[Required work]
Look below. Copy each line that has "stronie" in it.

--- Entries shown ---

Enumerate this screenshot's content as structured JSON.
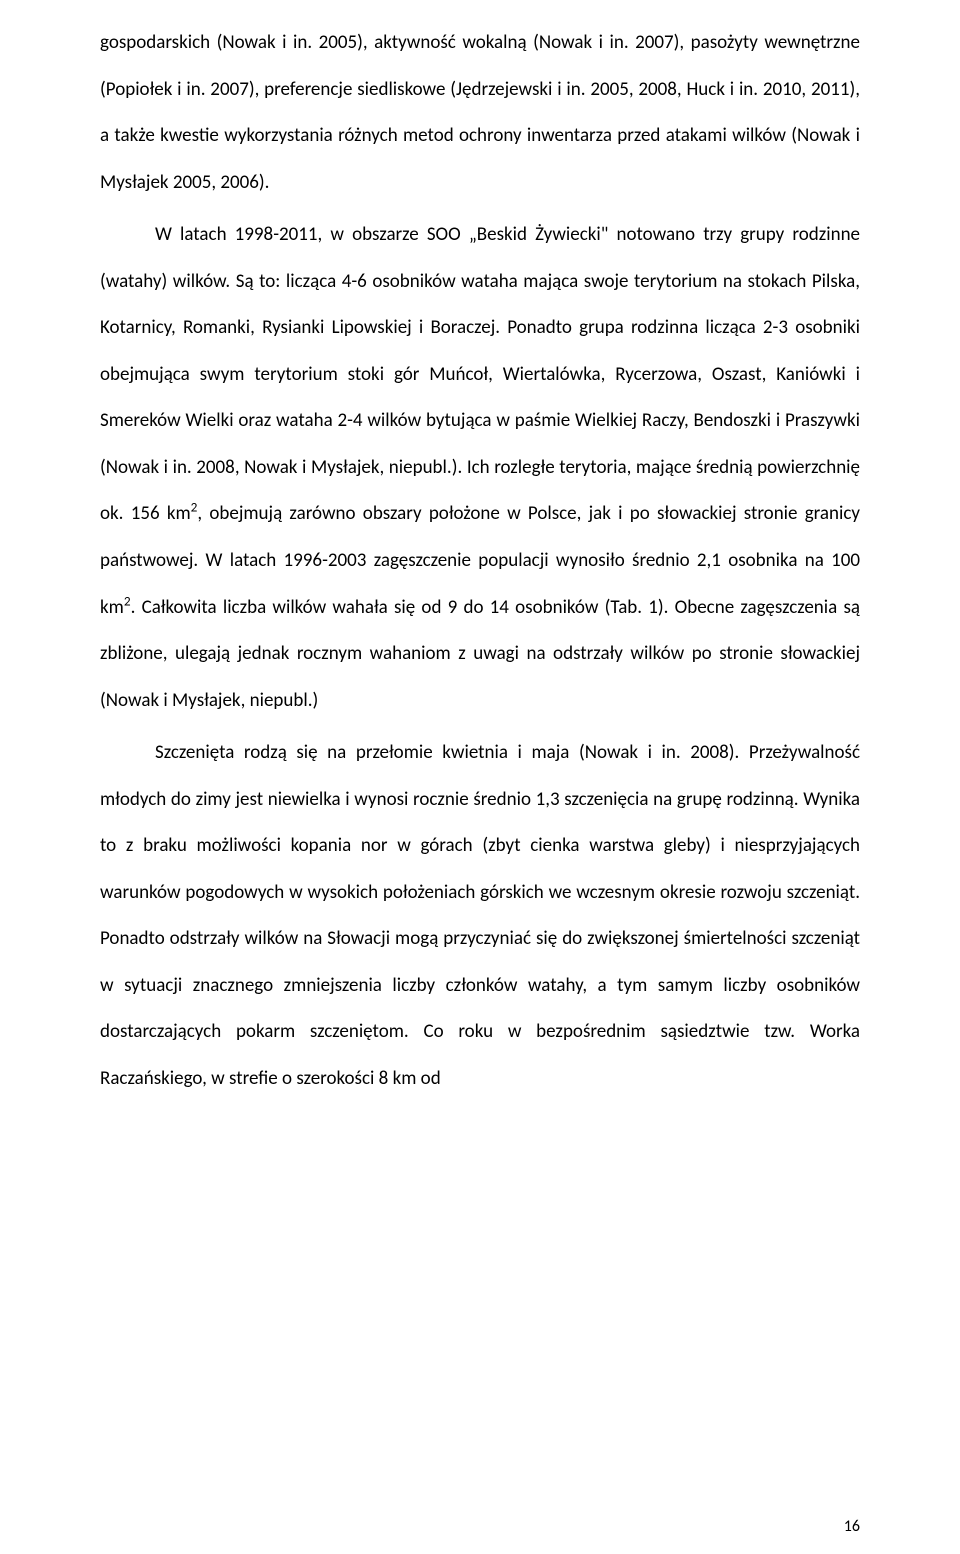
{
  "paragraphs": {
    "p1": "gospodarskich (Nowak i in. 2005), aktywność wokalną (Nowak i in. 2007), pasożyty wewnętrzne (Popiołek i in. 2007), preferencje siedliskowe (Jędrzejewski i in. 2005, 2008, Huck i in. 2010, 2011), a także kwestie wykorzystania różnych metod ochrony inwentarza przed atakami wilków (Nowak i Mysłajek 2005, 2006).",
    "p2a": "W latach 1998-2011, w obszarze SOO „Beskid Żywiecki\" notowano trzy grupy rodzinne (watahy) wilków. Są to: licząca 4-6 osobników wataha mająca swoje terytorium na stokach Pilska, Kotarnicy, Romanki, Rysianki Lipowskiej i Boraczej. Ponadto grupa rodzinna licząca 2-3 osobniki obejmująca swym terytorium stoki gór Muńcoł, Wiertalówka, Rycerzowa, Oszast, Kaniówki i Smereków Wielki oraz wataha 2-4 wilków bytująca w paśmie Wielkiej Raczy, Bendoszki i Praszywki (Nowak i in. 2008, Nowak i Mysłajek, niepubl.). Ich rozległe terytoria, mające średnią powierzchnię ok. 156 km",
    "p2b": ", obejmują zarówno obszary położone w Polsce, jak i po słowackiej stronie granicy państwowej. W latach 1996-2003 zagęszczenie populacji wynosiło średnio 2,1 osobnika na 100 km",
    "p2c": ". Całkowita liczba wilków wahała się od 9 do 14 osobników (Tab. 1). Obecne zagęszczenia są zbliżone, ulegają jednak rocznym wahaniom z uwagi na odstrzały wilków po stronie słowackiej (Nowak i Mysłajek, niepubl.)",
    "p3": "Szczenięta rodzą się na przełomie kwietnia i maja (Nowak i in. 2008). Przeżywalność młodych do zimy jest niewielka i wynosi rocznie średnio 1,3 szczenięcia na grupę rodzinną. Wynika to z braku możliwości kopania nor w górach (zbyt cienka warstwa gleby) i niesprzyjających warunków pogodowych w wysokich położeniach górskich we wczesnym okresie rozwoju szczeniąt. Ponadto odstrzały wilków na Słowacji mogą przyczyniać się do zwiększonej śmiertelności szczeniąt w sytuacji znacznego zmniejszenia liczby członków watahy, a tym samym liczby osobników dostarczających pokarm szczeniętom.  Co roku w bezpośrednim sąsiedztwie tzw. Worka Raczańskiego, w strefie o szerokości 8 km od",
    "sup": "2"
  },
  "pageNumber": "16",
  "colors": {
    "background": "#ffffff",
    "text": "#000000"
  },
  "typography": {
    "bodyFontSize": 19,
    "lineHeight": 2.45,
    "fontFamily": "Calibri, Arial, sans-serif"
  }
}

---

[Task output]
    "p2b": ", obejmują zarówno obszary położone w Polsce, jak i po słowackiej stronie granicy państwowej. W latach 1996-2003 zagęszczenie populacji wynosiło średnio 2,1 osobnika na 100 km",
    "p2c": ". Całkowita liczba wilków wahała się od 9 do 14 osobników (Tab. 1). Obecne zagęszczenia są zbliżone, ulegają jednak rocznym wahaniom z uwagi na odstrzały wilków po stronie słowackiej (Nowak i Mysłajek, niepubl.)",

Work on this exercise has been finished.